▶ **Aim of the task**
Among the lines below, list those containing the string "stroke".

##### Data for this exercise

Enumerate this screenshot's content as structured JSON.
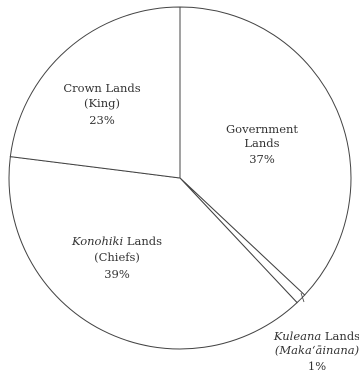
{
  "chart_data": {
    "type": "pie",
    "title": "",
    "slices": [
      {
        "name_italic": "",
        "name_rest": "Government",
        "name_line2": "Lands",
        "value": 37,
        "value_label": "37%"
      },
      {
        "name_italic": "Kuleana",
        "name_rest": " Lands",
        "name_line2": "(Makaʻāinana)",
        "value": 1,
        "value_label": "1%"
      },
      {
        "name_italic": "Konohiki",
        "name_rest": " Lands",
        "name_line2": "(Chiefs)",
        "value": 39,
        "value_label": "39%"
      },
      {
        "name_italic": "",
        "name_rest": "Crown Lands",
        "name_line2": "(King)",
        "value": 23,
        "value_label": "23%"
      }
    ],
    "legend": "none",
    "colors": {
      "fill": "#ffffff",
      "stroke": "#444444",
      "text": "#333333"
    }
  }
}
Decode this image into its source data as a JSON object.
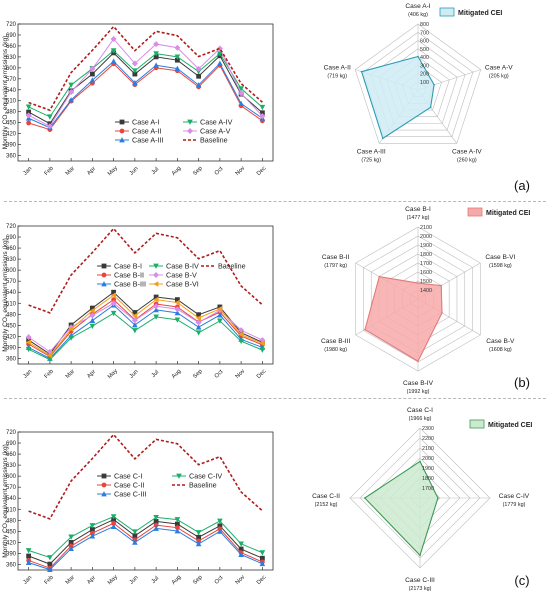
{
  "months": [
    "Jan",
    "Feb",
    "Mar",
    "Apr",
    "May",
    "Jun",
    "Jul",
    "Aug",
    "Sep",
    "Oct",
    "Nov",
    "Dec"
  ],
  "line_colors": {
    "s1": "#3a3a3a",
    "s2": "#e8453c",
    "s3": "#2a7de1",
    "s4": "#19b068",
    "s5": "#d98ce8",
    "s6": "#f2a019",
    "baseline": "#b01c1c"
  },
  "chart_data": [
    {
      "type": "line",
      "panel": "a",
      "ylabel": "Monthly CO₂ equivalent emissions (kg)",
      "ylim": [
        345,
        720
      ],
      "yticks": [
        360,
        390,
        420,
        450,
        480,
        510,
        540,
        570,
        600,
        630,
        660,
        690,
        720
      ],
      "categories": [
        "Jan",
        "Feb",
        "Mar",
        "Apr",
        "May",
        "Jun",
        "Jul",
        "Aug",
        "Sep",
        "Oct",
        "Nov",
        "Dec"
      ],
      "series": [
        {
          "name": "Case A-I",
          "values": [
            479,
            447,
            537,
            583,
            641,
            583,
            630,
            621,
            577,
            633,
            528,
            477
          ]
        },
        {
          "name": "Case A-II",
          "values": [
            449,
            431,
            509,
            558,
            611,
            554,
            600,
            592,
            548,
            607,
            496,
            455
          ]
        },
        {
          "name": "Case A-III",
          "values": [
            462,
            436,
            512,
            566,
            618,
            559,
            607,
            598,
            553,
            612,
            502,
            462
          ]
        },
        {
          "name": "Case A-IV",
          "values": [
            493,
            466,
            553,
            598,
            647,
            592,
            639,
            630,
            590,
            639,
            543,
            492
          ]
        },
        {
          "name": "Case A-V",
          "values": [
            470,
            440,
            534,
            597,
            679,
            612,
            665,
            655,
            597,
            653,
            530,
            468
          ]
        },
        {
          "name": "Baseline",
          "values": [
            505,
            484,
            587,
            648,
            713,
            647,
            700,
            688,
            631,
            653,
            557,
            506
          ]
        }
      ],
      "legend": [
        "Case A-I",
        "Case A-II",
        "Case A-III",
        "Case A-IV",
        "Case A-V",
        "Baseline"
      ]
    },
    {
      "type": "line",
      "panel": "b",
      "ylabel": "Monthly CO₂ equivalent emissions (kg)",
      "ylim": [
        345,
        720
      ],
      "yticks": [
        360,
        390,
        420,
        450,
        480,
        510,
        540,
        570,
        600,
        630,
        660,
        690,
        720
      ],
      "categories": [
        "Jan",
        "Feb",
        "Mar",
        "Apr",
        "May",
        "Jun",
        "Jul",
        "Aug",
        "Sep",
        "Oct",
        "Nov",
        "Dec"
      ],
      "series": [
        {
          "name": "Case B-I",
          "values": [
            410,
            372,
            451,
            497,
            540,
            485,
            527,
            520,
            479,
            500,
            430,
            404
          ]
        },
        {
          "name": "Case B-II",
          "values": [
            399,
            365,
            434,
            480,
            520,
            465,
            508,
            500,
            459,
            486,
            421,
            397
          ]
        },
        {
          "name": "Case B-III",
          "values": [
            390,
            360,
            422,
            463,
            505,
            451,
            492,
            484,
            445,
            478,
            412,
            390
          ]
        },
        {
          "name": "Case B-IV",
          "values": [
            385,
            357,
            416,
            448,
            483,
            436,
            473,
            465,
            430,
            462,
            407,
            383
          ]
        },
        {
          "name": "Case B-V",
          "values": [
            418,
            378,
            445,
            477,
            510,
            464,
            502,
            494,
            458,
            491,
            437,
            410
          ]
        },
        {
          "name": "Case B-VI",
          "values": [
            404,
            368,
            440,
            490,
            532,
            476,
            520,
            512,
            470,
            495,
            425,
            401
          ]
        },
        {
          "name": "Baseline",
          "values": [
            505,
            484,
            587,
            648,
            713,
            647,
            700,
            688,
            631,
            653,
            557,
            506
          ]
        }
      ],
      "legend": [
        "Case B-I",
        "Case B-II",
        "Case B-III",
        "Case B-IV",
        "Case B-V",
        "Case B-VI",
        "Baseline"
      ]
    },
    {
      "type": "line",
      "panel": "c",
      "ylabel": "Monthly CO₂ equivalent emissions (kg)",
      "ylim": [
        345,
        720
      ],
      "yticks": [
        360,
        390,
        420,
        450,
        480,
        510,
        540,
        570,
        600,
        630,
        660,
        690,
        720
      ],
      "categories": [
        "Jan",
        "Feb",
        "Mar",
        "Apr",
        "May",
        "Jun",
        "Jul",
        "Aug",
        "Sep",
        "Oct",
        "Nov",
        "Dec"
      ],
      "series": [
        {
          "name": "Case C-I",
          "values": [
            383,
            361,
            420,
            455,
            482,
            438,
            477,
            470,
            434,
            465,
            402,
            377
          ]
        },
        {
          "name": "Case C-II",
          "values": [
            371,
            350,
            410,
            445,
            472,
            427,
            467,
            460,
            424,
            457,
            392,
            367
          ]
        },
        {
          "name": "Case C-III",
          "values": [
            365,
            346,
            403,
            437,
            463,
            420,
            458,
            451,
            416,
            450,
            387,
            362
          ]
        },
        {
          "name": "Case C-IV",
          "values": [
            398,
            379,
            435,
            466,
            490,
            449,
            488,
            482,
            447,
            478,
            416,
            392
          ]
        },
        {
          "name": "Baseline",
          "values": [
            505,
            484,
            587,
            648,
            713,
            647,
            700,
            688,
            631,
            653,
            557,
            506
          ]
        }
      ],
      "legend": [
        "Case C-I",
        "Case C-II",
        "Case C-III",
        "Case C-IV",
        "Baseline"
      ]
    },
    {
      "type": "radar",
      "panel": "a",
      "legend": "Mitigated CEI",
      "fill": "#cfecf4",
      "stroke": "#2a9bb5",
      "rmin": 0,
      "rmax": 800,
      "ticks": [
        100,
        200,
        300,
        400,
        500,
        600,
        700,
        800
      ],
      "axes": [
        {
          "name": "Case A-I",
          "value_label": "(406 kg)",
          "value": 406
        },
        {
          "name": "Case A-V",
          "value_label": "(205 kg)",
          "value": 205
        },
        {
          "name": "Case A-IV",
          "value_label": "(260 kg)",
          "value": 260
        },
        {
          "name": "Case A-III",
          "value_label": "(725 kg)",
          "value": 725
        },
        {
          "name": "Case A-II",
          "value_label": "(719 kg)",
          "value": 719
        }
      ]
    },
    {
      "type": "radar",
      "panel": "b",
      "legend": "Mitigated CEI",
      "fill": "#f7a9a9",
      "stroke": "#e27a7a",
      "rmin": 1300,
      "rmax": 2100,
      "ticks": [
        1400,
        1500,
        1600,
        1700,
        1800,
        1900,
        2000,
        2100
      ],
      "axes": [
        {
          "name": "Case B-I",
          "value_label": "(1477 kg)",
          "value": 1477
        },
        {
          "name": "Case B-VI",
          "value_label": "(1598 kg)",
          "value": 1598
        },
        {
          "name": "Case B-V",
          "value_label": "(1608 kg)",
          "value": 1608
        },
        {
          "name": "Case B-IV",
          "value_label": "(1992 kg)",
          "value": 1992
        },
        {
          "name": "Case B-III",
          "value_label": "(1980 kg)",
          "value": 1980
        },
        {
          "name": "Case B-II",
          "value_label": "(1797 kg)",
          "value": 1797
        }
      ]
    },
    {
      "type": "radar",
      "panel": "c",
      "legend": "Mitigated CEI",
      "fill": "#cdeacf",
      "stroke": "#3c9a55",
      "rmin": 1600,
      "rmax": 2300,
      "ticks": [
        1700,
        1800,
        1900,
        2000,
        2100,
        2200,
        2300
      ],
      "axes": [
        {
          "name": "Case C-I",
          "value_label": "(1966 kg)",
          "value": 1966
        },
        {
          "name": "Case C-IV",
          "value_label": "(1779 kg)",
          "value": 1779
        },
        {
          "name": "Case C-III",
          "value_label": "(2173 kg)",
          "value": 2173
        },
        {
          "name": "Case C-II",
          "value_label": "(2152 kg)",
          "value": 2152
        }
      ]
    }
  ],
  "panel_labels": [
    "(a)",
    "(b)",
    "(c)"
  ]
}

##########

▶ **Reply to the exercise**
      "stroke": "#444444",
      "stroke": "#2a9bb5",
      "stroke": "#e27a7a",
      "stroke": "#3c9a55",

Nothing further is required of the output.